** Required task **
Extract the lines that hold the string "graph".

** Supplied data **

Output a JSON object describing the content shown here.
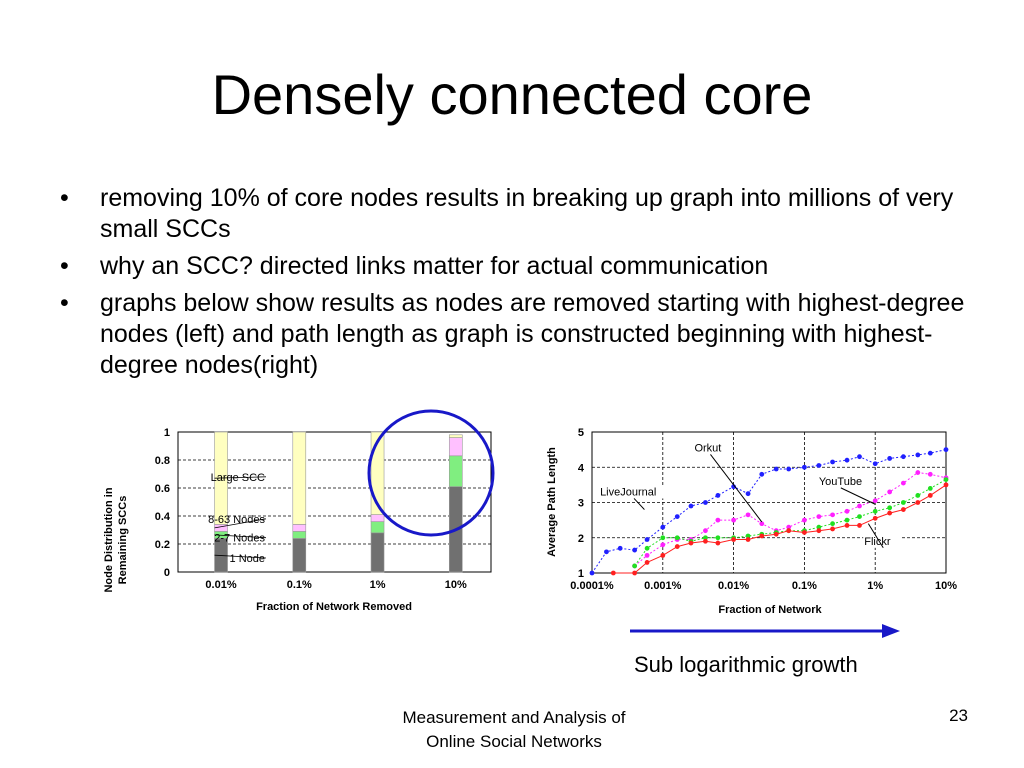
{
  "slide": {
    "title": "Densely connected core",
    "bullets": [
      "removing 10% of core nodes results in breaking up graph into millions of very small SCCs",
      "why an SCC? directed links matter for actual communication",
      "graphs below show results as nodes are removed starting with highest-degree nodes (left) and path length as graph is constructed beginning with highest-degree nodes(right)"
    ],
    "bullet_symbol": "•",
    "caption": "Sub logarithmic growth",
    "footer_line1": "Measurement and Analysis of",
    "footer_line2": "Online Social Networks",
    "page_number": "23"
  },
  "colors": {
    "large_scc": "#ffffc0",
    "mid_scc": "#ffc0ff",
    "small_scc": "#80ee80",
    "one_node": "#707070",
    "circle": "#1818c8",
    "arrow": "#1818c8",
    "flickr": "#ff2020",
    "livejournal": "#2020ff",
    "orkut": "#ff20ff",
    "youtube": "#20e020"
  },
  "chart_data": [
    {
      "type": "bar",
      "stacked": true,
      "ylabel": "Node Distribution in Remaining SCCs",
      "xlabel": "Fraction of Network Removed",
      "categories": [
        "0.01%",
        "0.1%",
        "1%",
        "10%"
      ],
      "ylim": [
        0,
        1
      ],
      "yticks": [
        "0",
        "0.2",
        "0.4",
        "0.6",
        "0.8",
        "1"
      ],
      "grid": "horizontal dashed",
      "series": [
        {
          "name": "1 Node",
          "values": [
            0.24,
            0.24,
            0.28,
            0.61
          ]
        },
        {
          "name": "2-7 Nodes",
          "values": [
            0.05,
            0.05,
            0.08,
            0.22
          ]
        },
        {
          "name": "8-63 Nodes",
          "values": [
            0.05,
            0.05,
            0.05,
            0.13
          ]
        },
        {
          "name": "Large SCC",
          "values": [
            0.66,
            0.66,
            0.59,
            0.02
          ]
        }
      ],
      "labels": [
        "Large SCC",
        "8-63 Nodes",
        "2-7 Nodes",
        "1 Node"
      ]
    },
    {
      "type": "line",
      "ylabel": "Average Path Length",
      "xlabel": "Fraction of Network",
      "xscale": "log",
      "xticks": [
        "0.0001%",
        "0.001%",
        "0.01%",
        "0.1%",
        "1%",
        "10%"
      ],
      "ylim": [
        1,
        5
      ],
      "yticks": [
        "1",
        "2",
        "3",
        "4",
        "5"
      ],
      "grid": "dashed",
      "series": [
        {
          "name": "LiveJournal",
          "x": [
            0.0001,
            0.00016,
            0.00025,
            0.0004,
            0.0006,
            0.001,
            0.0016,
            0.0025,
            0.004,
            0.006,
            0.01,
            0.016,
            0.025,
            0.04,
            0.06,
            0.1,
            0.16,
            0.25,
            0.4,
            0.6,
            1,
            1.6,
            2.5,
            4,
            6,
            10
          ],
          "y": [
            1.0,
            1.6,
            1.7,
            1.65,
            1.95,
            2.3,
            2.6,
            2.9,
            3.0,
            3.2,
            3.45,
            3.25,
            3.8,
            3.95,
            3.95,
            4.0,
            4.05,
            4.15,
            4.2,
            4.3,
            4.1,
            4.25,
            4.3,
            4.35,
            4.4,
            4.5
          ]
        },
        {
          "name": "Orkut",
          "x": [
            0.0004,
            0.0006,
            0.001,
            0.0016,
            0.0025,
            0.004,
            0.006,
            0.01,
            0.016,
            0.025,
            0.04,
            0.06,
            0.1,
            0.16,
            0.25,
            0.4,
            0.6,
            1,
            1.6,
            2.5,
            4,
            6,
            10
          ],
          "y": [
            1.2,
            1.5,
            1.8,
            1.95,
            1.95,
            2.2,
            2.5,
            2.5,
            2.65,
            2.4,
            2.2,
            2.3,
            2.5,
            2.6,
            2.65,
            2.75,
            2.9,
            3.05,
            3.3,
            3.55,
            3.85,
            3.8,
            3.7
          ]
        },
        {
          "name": "YouTube",
          "x": [
            0.0004,
            0.0006,
            0.001,
            0.0016,
            0.0025,
            0.004,
            0.006,
            0.01,
            0.016,
            0.025,
            0.04,
            0.06,
            0.1,
            0.16,
            0.25,
            0.4,
            0.6,
            1,
            1.6,
            2.5,
            4,
            6,
            10
          ],
          "y": [
            1.2,
            1.7,
            2.0,
            2.0,
            1.9,
            2.0,
            2.0,
            2.0,
            2.05,
            2.1,
            2.15,
            2.2,
            2.2,
            2.3,
            2.4,
            2.5,
            2.6,
            2.75,
            2.85,
            3.0,
            3.2,
            3.4,
            3.65
          ]
        },
        {
          "name": "Flickr",
          "x": [
            0.0002,
            0.0004,
            0.0006,
            0.001,
            0.0016,
            0.0025,
            0.004,
            0.006,
            0.01,
            0.016,
            0.025,
            0.04,
            0.06,
            0.1,
            0.16,
            0.25,
            0.4,
            0.6,
            1,
            1.6,
            2.5,
            4,
            6,
            10
          ],
          "y": [
            1.0,
            1.0,
            1.3,
            1.5,
            1.75,
            1.85,
            1.9,
            1.85,
            1.95,
            1.95,
            2.05,
            2.1,
            2.2,
            2.15,
            2.2,
            2.25,
            2.35,
            2.35,
            2.55,
            2.7,
            2.8,
            3.0,
            3.2,
            3.5
          ]
        }
      ],
      "annotations": [
        "Orkut",
        "LiveJournal",
        "YouTube",
        "Flickr"
      ]
    }
  ]
}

** Result for this exercise **
      "removing 10% of core nodes results in breaking up graph into millions of very small SCCs",
      "graphs below show results as nodes are removed starting with highest-degree nodes (left) and path length as graph is constructed beginning with highest-degree nodes(right)"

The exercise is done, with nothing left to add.